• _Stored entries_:

▼

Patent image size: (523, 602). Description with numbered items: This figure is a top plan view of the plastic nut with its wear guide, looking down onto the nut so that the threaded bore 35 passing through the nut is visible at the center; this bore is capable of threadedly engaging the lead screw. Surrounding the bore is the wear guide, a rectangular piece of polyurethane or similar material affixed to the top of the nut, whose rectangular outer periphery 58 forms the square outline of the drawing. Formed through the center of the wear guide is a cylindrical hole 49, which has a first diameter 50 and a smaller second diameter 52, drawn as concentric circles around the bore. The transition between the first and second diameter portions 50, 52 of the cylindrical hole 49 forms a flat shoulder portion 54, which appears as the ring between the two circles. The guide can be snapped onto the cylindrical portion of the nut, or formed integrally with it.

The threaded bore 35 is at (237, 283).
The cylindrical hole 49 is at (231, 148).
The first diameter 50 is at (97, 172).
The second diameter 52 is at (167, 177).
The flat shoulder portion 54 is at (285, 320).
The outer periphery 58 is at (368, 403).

▲

• _TASK TO COMPLETE_: Could you reproduce every one of the entries above, word for word?

• _WRITTEN RESPONSE_:
Patent image size: (523, 602). Description with numbered items: This figure is a top plan view of the plastic nut with its wear guide, looking down onto the nut so that the threaded bore 35 passing through the nut is visible at the center; this bore is capable of threadedly engaging the lead screw. Surrounding the bore is the wear guide, a rectangular piece of polyurethane or similar material affixed to the top of the nut, whose rectangular outer periphery 58 forms the square outline of the drawing. Formed through the center of the wear guide is a cylindrical hole 49, which has a first diameter 50 and a smaller second diameter 52, drawn as concentric circles around the bore. The transition between the first and second diameter portions 50, 52 of the cylindrical hole 49 forms a flat shoulder portion 54, which appears as the ring between the two circles. The guide can be snapped onto the cylindrical portion of the nut, or formed integrally with it.

The threaded bore 35 is at (237, 283).
The cylindrical hole 49 is at (231, 148).
The first diameter 50 is at (97, 172).
The second diameter 52 is at (167, 177).
The flat shoulder portion 54 is at (285, 320).
The outer periphery 58 is at (368, 403).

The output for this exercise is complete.